What you have to do >>
Wherever a line in the data below holds "globe", copy that line.

Records to use >>
:::::

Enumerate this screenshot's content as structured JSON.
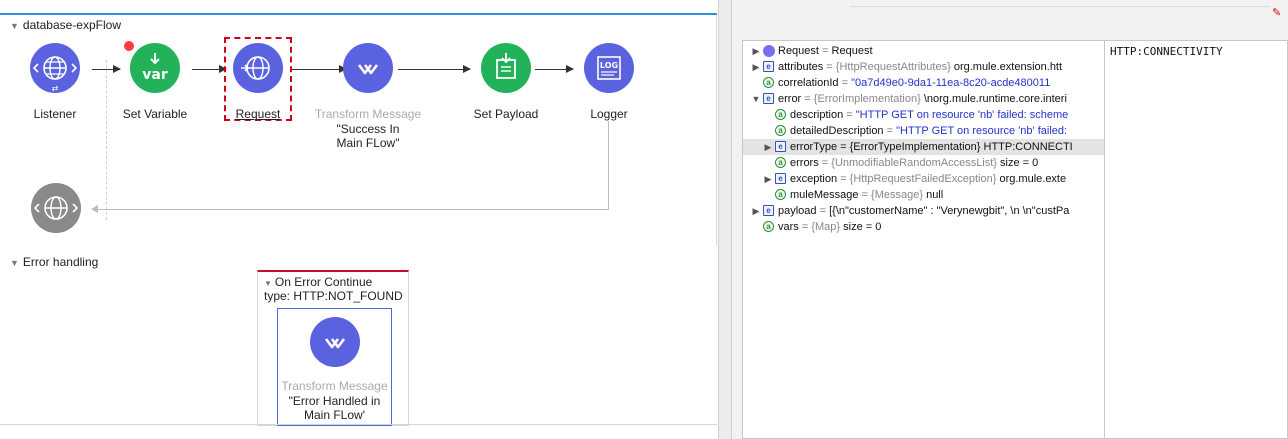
{
  "flow": {
    "name": "database-expFlow",
    "nodes": [
      {
        "label": "Listener",
        "icon": "globe-icon",
        "color": "#5b62e0"
      },
      {
        "label": "Set Variable",
        "icon": "var-icon",
        "icon_text": "var",
        "color": "#22b35a"
      },
      {
        "label": "Request",
        "icon": "globe-arrow-icon",
        "color": "#5b62e0"
      },
      {
        "label": "Transform Message",
        "sub": "\"Success In Main FLow\"",
        "icon": "transform-icon",
        "color": "#5b62e0"
      },
      {
        "label": "Set Payload",
        "icon": "payload-icon",
        "color": "#22b35a"
      },
      {
        "label": "Logger",
        "icon": "log-icon",
        "icon_text": "LOG",
        "color": "#5b62e0"
      }
    ],
    "response_icon": "globe-icon"
  },
  "error_handling": {
    "title": "Error handling",
    "handler_title": "On Error Continue",
    "handler_type": "type: HTTP:NOT_FOUND",
    "node_label": "Transform Message",
    "node_sub": "\"Error Handled in Main FLow'"
  },
  "debugger": {
    "value": "HTTP:CONNECTIVITY",
    "rows": [
      {
        "key": "Request",
        "eq": " = ",
        "type": "",
        "value": "Request"
      },
      {
        "key": "attributes",
        "eq": " = ",
        "type": "{HttpRequestAttributes}",
        "value": " org.mule.extension.htt"
      },
      {
        "key": "correlationId",
        "eq": " = ",
        "type": "",
        "value": "\"0a7d49e0-9da1-11ea-8c20-acde480011"
      },
      {
        "key": "error",
        "eq": " = ",
        "type": "{ErrorImplementation}",
        "value": " \\norg.mule.runtime.core.interi"
      },
      {
        "key": "description",
        "eq": " = ",
        "type": "",
        "value": "\"HTTP GET on resource 'nb' failed: scheme"
      },
      {
        "key": "detailedDescription",
        "eq": " = ",
        "type": "",
        "value": "\"HTTP GET on resource 'nb' failed:"
      },
      {
        "key": "errorType = {ErrorTypeImplementation} HTTP:CONNECTI",
        "eq": "",
        "type": "",
        "value": ""
      },
      {
        "key": "errors",
        "eq": " = ",
        "type": "{UnmodifiableRandomAccessList}",
        "value": " size = 0"
      },
      {
        "key": "exception",
        "eq": " = ",
        "type": "{HttpRequestFailedException}",
        "value": " org.mule.exte"
      },
      {
        "key": "muleMessage",
        "eq": " = ",
        "type": "{Message}",
        "value": " null"
      },
      {
        "key": "payload",
        "eq": " = ",
        "type": "",
        "value": "[{\\n\"customerName\" : \"Verynewgbit\", \\n \\n\"custPa"
      },
      {
        "key": "vars",
        "eq": " = ",
        "type": "{Map}",
        "value": " size = 0"
      }
    ]
  }
}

:::::

Reply to the exercise >>
        "icon": "globe-icon",
        "icon": "globe-arrow-icon",
    "response_icon": "globe-icon"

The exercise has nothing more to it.